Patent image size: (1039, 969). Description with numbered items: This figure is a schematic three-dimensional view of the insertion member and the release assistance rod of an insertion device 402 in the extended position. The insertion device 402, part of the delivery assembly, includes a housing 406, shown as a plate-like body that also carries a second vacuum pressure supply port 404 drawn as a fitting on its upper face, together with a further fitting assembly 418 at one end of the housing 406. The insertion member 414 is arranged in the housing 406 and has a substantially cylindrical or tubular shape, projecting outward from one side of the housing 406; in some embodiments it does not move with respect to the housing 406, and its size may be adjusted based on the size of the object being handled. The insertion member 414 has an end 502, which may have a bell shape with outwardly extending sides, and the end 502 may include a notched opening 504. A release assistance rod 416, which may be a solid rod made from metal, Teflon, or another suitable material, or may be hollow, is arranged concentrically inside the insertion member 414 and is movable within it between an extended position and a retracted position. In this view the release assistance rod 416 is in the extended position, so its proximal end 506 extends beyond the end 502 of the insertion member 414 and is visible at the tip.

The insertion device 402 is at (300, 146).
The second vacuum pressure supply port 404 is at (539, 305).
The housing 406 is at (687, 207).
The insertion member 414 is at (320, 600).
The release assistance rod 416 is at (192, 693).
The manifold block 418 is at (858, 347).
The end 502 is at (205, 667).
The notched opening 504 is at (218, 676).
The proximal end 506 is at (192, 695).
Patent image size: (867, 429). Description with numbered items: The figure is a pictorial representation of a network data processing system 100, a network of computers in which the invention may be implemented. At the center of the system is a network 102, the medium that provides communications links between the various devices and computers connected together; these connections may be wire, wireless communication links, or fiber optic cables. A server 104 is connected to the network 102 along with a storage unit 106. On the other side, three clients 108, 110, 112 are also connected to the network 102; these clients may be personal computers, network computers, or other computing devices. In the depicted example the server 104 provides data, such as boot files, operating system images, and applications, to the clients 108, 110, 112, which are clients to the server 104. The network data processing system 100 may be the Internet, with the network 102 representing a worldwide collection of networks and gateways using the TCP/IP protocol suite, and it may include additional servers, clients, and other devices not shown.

**Given exercise:** Show each line of the listing above that contains the word "supply".

**Right answer:**
Patent image size: (1039, 969). Description with numbered items: This figure is a schematic three-dimensional view of the insertion member and the release assistance rod of an insertion device 402 in the extended position. The insertion device 402, part of the delivery assembly, includes a housing 406, shown as a plate-like body that also carries a second vacuum pressure supply port 404 drawn as a fitting on its upper face, together with a further fitting assembly 418 at one end of the housing 406. The insertion member 414 is arranged in the housing 406 and has a substantially cylindrical or tubular shape, projecting outward from one side of the housing 406; in some embodiments it does not move with respect to the housing 406, and its size may be adjusted based on the size of the object being handled. The insertion member 414 has an end 502, which may have a bell shape with outwardly extending sides, and the end 502 may include a notched opening 504. A release assistance rod 416, which may be a solid rod made from metal, Teflon, or another suitable material, or may be hollow, is arranged concentrically inside the insertion member 414 and is movable within it between an extended position and a retracted position. In this view the release assistance rod 416 is in the extended position, so its proximal end 506 extends beyond the end 502 of the insertion member 414 and is visible at the tip.
The second vacuum pressure supply port 404 is at (539, 305).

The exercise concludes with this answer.